■ Set task ■
Scan the entries below. List each line with "TechNet".

■ Available records ■
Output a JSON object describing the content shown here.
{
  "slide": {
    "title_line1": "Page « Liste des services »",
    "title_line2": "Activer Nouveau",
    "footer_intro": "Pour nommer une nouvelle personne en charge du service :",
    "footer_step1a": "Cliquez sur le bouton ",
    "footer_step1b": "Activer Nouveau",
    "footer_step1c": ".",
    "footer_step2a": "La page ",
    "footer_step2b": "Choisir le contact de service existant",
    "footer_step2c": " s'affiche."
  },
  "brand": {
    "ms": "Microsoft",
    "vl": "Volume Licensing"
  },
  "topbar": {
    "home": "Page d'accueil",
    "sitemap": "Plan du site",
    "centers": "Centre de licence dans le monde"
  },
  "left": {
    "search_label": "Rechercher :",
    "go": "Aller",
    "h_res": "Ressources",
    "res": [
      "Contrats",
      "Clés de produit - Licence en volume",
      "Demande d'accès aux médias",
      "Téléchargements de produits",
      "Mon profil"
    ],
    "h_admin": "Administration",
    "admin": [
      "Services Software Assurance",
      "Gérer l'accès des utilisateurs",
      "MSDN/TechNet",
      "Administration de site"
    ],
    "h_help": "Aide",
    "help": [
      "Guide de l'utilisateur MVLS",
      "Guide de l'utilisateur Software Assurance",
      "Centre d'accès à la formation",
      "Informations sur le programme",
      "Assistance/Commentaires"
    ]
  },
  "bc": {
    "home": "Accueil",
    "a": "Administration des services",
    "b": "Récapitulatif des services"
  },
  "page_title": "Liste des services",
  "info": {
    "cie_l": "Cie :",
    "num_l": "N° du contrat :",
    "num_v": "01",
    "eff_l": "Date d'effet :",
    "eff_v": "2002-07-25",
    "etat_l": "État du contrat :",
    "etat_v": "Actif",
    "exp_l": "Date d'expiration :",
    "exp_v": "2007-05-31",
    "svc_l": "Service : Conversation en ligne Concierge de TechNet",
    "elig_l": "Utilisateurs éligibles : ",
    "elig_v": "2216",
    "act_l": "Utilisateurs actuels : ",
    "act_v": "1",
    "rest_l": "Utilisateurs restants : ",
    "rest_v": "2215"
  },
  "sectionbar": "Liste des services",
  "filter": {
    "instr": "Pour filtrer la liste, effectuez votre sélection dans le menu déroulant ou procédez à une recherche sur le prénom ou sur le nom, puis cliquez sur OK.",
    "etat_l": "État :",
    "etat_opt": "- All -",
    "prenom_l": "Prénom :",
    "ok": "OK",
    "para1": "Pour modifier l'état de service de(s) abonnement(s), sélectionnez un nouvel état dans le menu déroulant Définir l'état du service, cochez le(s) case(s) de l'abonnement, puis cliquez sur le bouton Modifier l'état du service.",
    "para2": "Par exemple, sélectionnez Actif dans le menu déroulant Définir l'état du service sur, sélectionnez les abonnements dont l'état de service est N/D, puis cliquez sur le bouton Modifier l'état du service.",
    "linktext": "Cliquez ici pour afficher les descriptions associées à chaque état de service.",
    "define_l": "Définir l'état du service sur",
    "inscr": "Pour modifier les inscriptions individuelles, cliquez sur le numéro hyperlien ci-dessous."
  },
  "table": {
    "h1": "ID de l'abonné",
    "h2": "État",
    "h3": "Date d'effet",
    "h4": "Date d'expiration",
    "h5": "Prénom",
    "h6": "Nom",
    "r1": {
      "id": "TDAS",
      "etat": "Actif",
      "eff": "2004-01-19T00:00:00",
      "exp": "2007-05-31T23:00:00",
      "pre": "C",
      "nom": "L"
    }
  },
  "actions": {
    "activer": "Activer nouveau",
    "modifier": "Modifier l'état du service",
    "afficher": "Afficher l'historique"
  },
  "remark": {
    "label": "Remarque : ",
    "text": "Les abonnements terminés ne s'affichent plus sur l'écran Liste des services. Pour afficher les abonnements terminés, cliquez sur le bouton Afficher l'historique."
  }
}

■ Response to the exercise ■
      "MSDN/TechNet",
    "svc_l": "Service : Conversation en ligne Concierge de TechNet",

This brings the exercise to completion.